* _TASK MATERIAL_:
****

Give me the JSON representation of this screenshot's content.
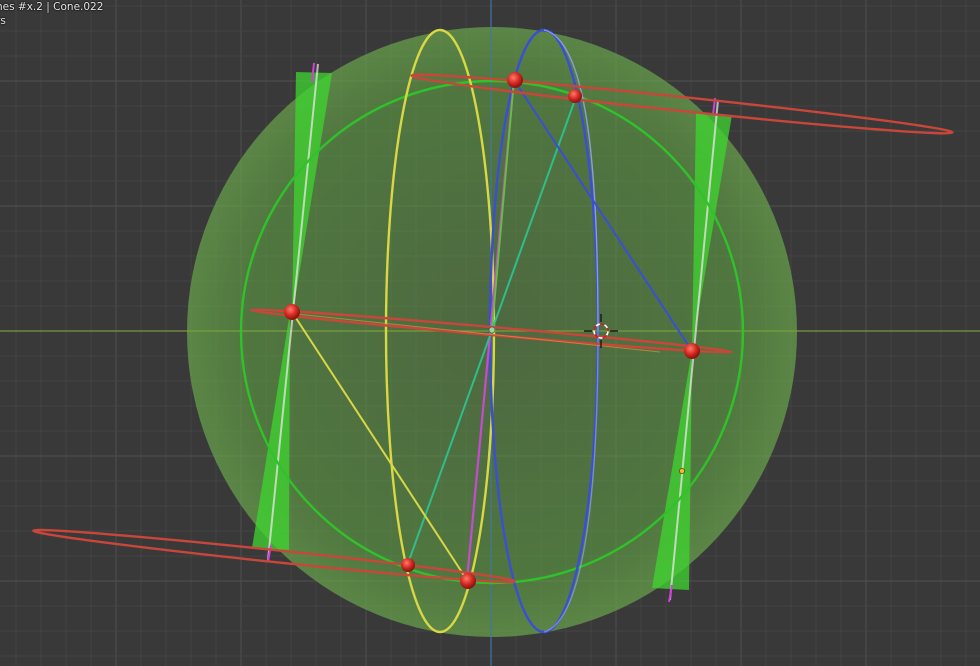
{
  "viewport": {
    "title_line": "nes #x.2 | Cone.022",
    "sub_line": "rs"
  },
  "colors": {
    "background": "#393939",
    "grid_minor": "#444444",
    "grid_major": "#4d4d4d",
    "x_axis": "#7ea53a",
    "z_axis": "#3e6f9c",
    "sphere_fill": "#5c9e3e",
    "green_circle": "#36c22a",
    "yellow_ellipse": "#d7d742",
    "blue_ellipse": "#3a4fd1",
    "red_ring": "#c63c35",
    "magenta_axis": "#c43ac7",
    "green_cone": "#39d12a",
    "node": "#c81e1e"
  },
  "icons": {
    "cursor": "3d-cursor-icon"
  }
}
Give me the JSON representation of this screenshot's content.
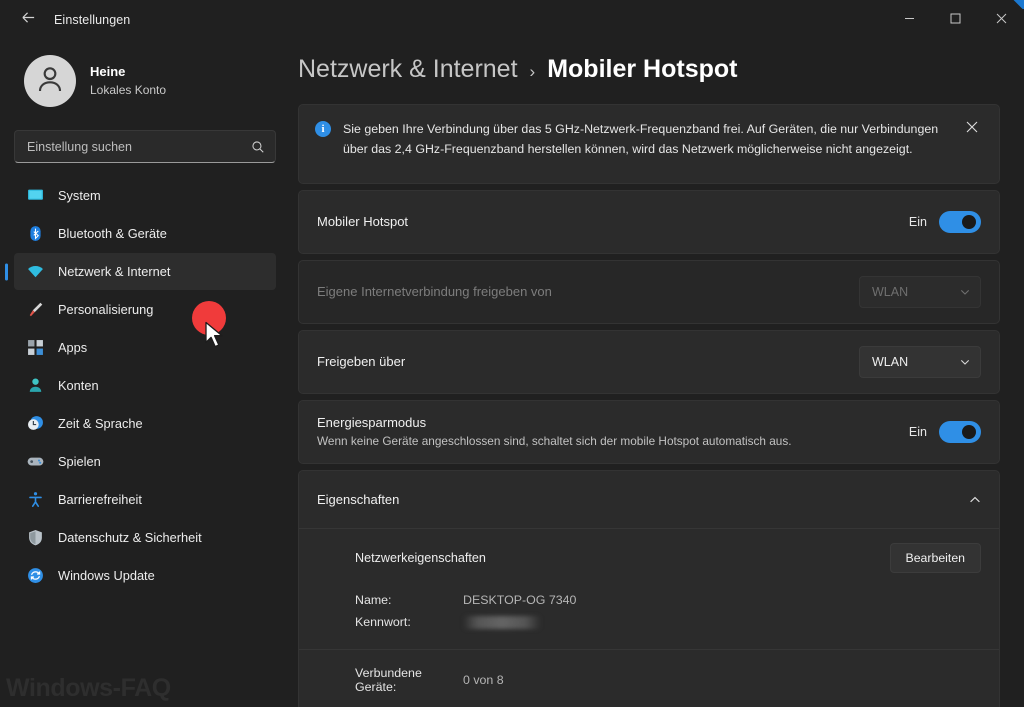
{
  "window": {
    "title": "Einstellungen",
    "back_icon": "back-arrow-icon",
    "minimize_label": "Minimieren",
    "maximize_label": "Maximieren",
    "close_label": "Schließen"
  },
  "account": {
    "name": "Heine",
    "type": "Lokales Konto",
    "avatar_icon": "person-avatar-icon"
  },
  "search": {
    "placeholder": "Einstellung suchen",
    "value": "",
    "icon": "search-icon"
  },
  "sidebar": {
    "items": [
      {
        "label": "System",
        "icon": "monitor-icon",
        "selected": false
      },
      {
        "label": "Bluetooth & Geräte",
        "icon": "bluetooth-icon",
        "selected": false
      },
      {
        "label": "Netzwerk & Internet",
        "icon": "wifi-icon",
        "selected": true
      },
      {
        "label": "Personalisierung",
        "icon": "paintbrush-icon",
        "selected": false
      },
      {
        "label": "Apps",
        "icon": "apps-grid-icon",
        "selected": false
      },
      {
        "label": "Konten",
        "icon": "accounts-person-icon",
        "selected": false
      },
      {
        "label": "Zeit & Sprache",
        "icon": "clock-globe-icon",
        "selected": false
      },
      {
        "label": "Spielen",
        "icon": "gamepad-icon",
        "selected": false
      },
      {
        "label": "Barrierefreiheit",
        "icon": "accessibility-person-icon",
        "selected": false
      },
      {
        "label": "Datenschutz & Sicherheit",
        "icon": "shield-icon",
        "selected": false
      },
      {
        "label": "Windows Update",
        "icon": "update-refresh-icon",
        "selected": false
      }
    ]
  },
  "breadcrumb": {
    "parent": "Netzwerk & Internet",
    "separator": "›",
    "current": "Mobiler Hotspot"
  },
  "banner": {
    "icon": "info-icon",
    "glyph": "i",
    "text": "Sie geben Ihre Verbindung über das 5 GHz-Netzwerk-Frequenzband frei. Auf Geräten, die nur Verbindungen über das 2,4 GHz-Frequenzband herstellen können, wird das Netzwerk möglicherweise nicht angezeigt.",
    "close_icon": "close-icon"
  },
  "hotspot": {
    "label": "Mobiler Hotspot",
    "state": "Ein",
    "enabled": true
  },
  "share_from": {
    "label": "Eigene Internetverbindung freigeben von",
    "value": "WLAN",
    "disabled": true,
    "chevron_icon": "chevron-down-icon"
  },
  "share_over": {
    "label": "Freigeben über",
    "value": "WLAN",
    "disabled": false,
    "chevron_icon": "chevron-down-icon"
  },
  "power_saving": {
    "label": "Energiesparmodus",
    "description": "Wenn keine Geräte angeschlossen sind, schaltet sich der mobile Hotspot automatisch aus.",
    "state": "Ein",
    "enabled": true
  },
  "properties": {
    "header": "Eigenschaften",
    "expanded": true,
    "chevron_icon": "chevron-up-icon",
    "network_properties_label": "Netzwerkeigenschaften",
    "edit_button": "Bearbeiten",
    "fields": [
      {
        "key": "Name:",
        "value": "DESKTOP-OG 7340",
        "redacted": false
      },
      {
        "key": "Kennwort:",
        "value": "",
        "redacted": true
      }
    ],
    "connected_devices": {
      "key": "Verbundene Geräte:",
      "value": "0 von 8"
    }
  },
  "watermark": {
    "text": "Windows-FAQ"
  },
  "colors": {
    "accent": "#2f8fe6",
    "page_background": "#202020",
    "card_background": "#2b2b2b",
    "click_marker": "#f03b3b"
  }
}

****

* _DESCRIPTION OF THE TASK_: Determine how many of the lines above hold the word "value", and output that number by itself.

* _SOLUTION FOR THIS PROBLEM_: 6